-------- ENTRIES SHOWN
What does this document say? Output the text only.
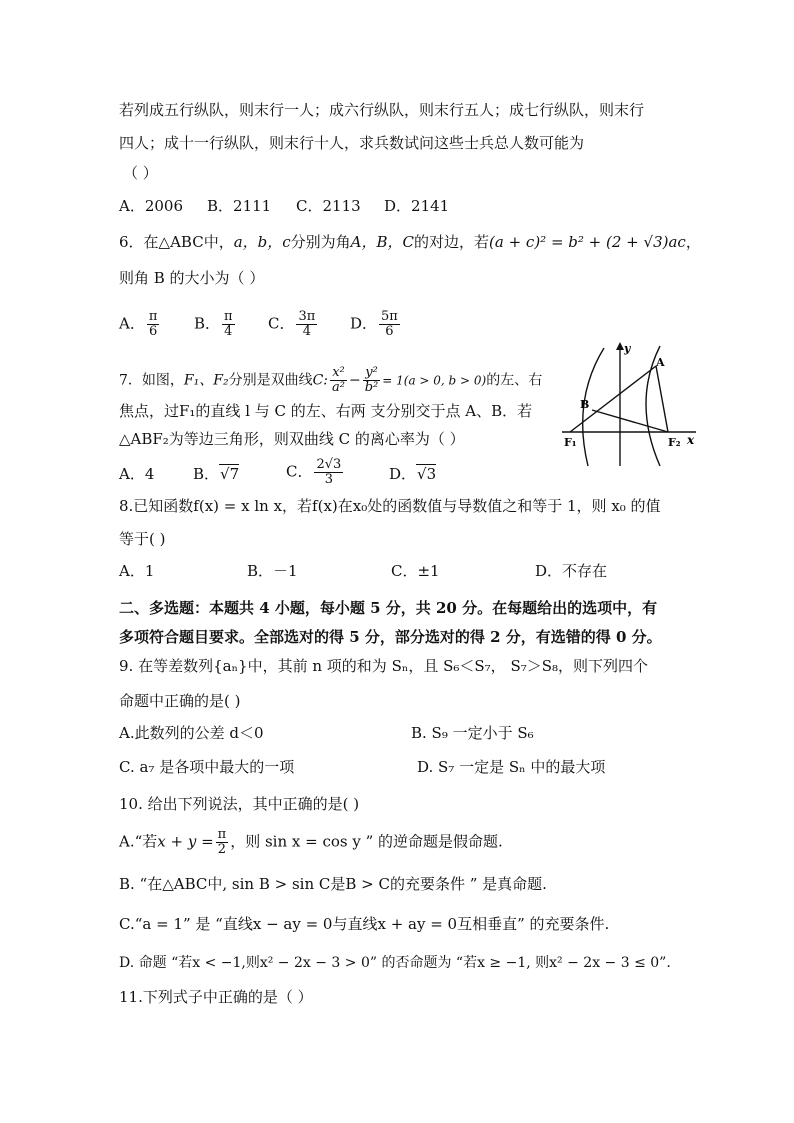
若列成五行纵队，则末行一人；成六行纵队，则末行五人；成七行纵队，则末行
四人；成十一行纵队，则末行十人，求兵数试问这些士兵总人数可能为
（ ）
A．2006 B．2111 C．2113 D．2141
6．在△ABC中，a，b，c分别为角A，B，C的对边，若(a + c)² = b² + (2 + √3)ac，
则角 B 的大小为（ ）
A． $\frac{\pi}{6}$ B． $\frac{\pi}{4}$ C． $\frac{3\pi}{4}$ D． $\frac{5\pi}{6}$
7．如图，F₁、F₂分别是双曲线C: $\frac{\text{x²}}{\text{a²}} - \frac{\text{y²}}{\text{b²}} = 1(a > 0$, b > 0)的左、右
焦点，过F₁的直线 l 与 C 的左、右两 支分别交于点 A、B．若
△ABF₂为等边三角形，则双曲线 C 的离心率为（ ）
A．4	B．√7	C． $\frac{2√3}{3}$	D．√3
y
x
A
B
F₁	F₂
8.已知函数f(x) = x ln x，若f(x)在x₀处的函数值与导数值之和等于 1，则 x₀ 的值
等于( )
A．1	B．－1	C．±1	D．不存在
二、多选题：本题共 4 小题，每小题 5 分，共 20 分。在每题给出的选项中，有
多项符合题目要求。全部选对的得 5 分，部分选对的得 2 分，有选错的得 0 分。
9. 在等差数列{aₙ}中，其前 n 项的和为 Sₙ，且 S₆＜S₇， S₇＞S₈，则下列四个
命题中正确的是( )
A.此数列的公差 d＜0	B. S₉ 一定小于 S₆
C. a₇ 是各项中最大的一项	D. S₇ 一定是 Sₙ 中的最大项
10. 给出下列说法，其中正确的是( )
A.“若$x + y = \frac{\pi}{2}$ ，则 sin x = cos y ” 的逆命题是假命题.
B. “在△ABC中, sin B > sin C是B > C的充要条件 ” 是真命题.
C.“a = 1” 是 “直线x − ay = 0与直线x + ay = 0互相垂直” 的充要条件.
D. 命题 “若x < −1,则x² − 2x − 3 > 0” 的否命题为 “若x ≥ −1, 则x² − 2x − 3 ≤ 0”.
11.下列式子中正确的是（ ）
----------------
WRITTEN REQUEST>
Go through the listing above and write it out again exactly, dropping the pictures.

RESPONSE>
What does this document say? Output the text only.
若列成五行纵队，则末行一人；成六行纵队，则末行五人；成七行纵队，则末行
四人；成十一行纵队，则末行十人，求兵数试问这些士兵总人数可能为
（ ）
A．2006 B．2111 C．2113 D．2141
6．在△ABC中，a，b，c分别为角A，B，C的对边，若(a + c)² = b² + (2 + √3)ac，
则角 B 的大小为（ ）
A． $\frac{\pi}{6}$ B． $\frac{\pi}{4}$ C． $\frac{3\pi}{4}$ D． $\frac{5\pi}{6}$
7．如图，F₁、F₂分别是双曲线C: $\frac{\text{x²}}{\text{a²}} - \frac{\text{y²}}{\text{b²}} = 1(a > 0$, b > 0)的左、右
焦点，过F₁的直线 l 与 C 的左、右两 支分别交于点 A、B．若
△ABF₂为等边三角形，则双曲线 C 的离心率为（ ）
A．4	B．√7	C． $\frac{2√3}{3}$	D．√3
y
x
A
B
F₁	F₂
8.已知函数f(x) = x ln x，若f(x)在x₀处的函数值与导数值之和等于 1，则 x₀ 的值
等于( )
A．1	B．－1	C．±1	D．不存在
二、多选题：本题共 4 小题，每小题 5 分，共 20 分。在每题给出的选项中，有
多项符合题目要求。全部选对的得 5 分，部分选对的得 2 分，有选错的得 0 分。
9. 在等差数列{aₙ}中，其前 n 项的和为 Sₙ，且 S₆＜S₇， S₇＞S₈，则下列四个
命题中正确的是( )
A.此数列的公差 d＜0	B. S₉ 一定小于 S₆
C. a₇ 是各项中最大的一项	D. S₇ 一定是 Sₙ 中的最大项
10. 给出下列说法，其中正确的是( )
A.“若$x + y = \frac{\pi}{2}$ ，则 sin x = cos y ” 的逆命题是假命题.
B. “在△ABC中, sin B > sin C是B > C的充要条件 ” 是真命题.
C.“a = 1” 是 “直线x − ay = 0与直线x + ay = 0互相垂直” 的充要条件.
D. 命题 “若x < −1,则x² − 2x − 3 > 0” 的否命题为 “若x ≥ −1, 则x² − 2x − 3 ≤ 0”.
11.下列式子中正确的是（ ）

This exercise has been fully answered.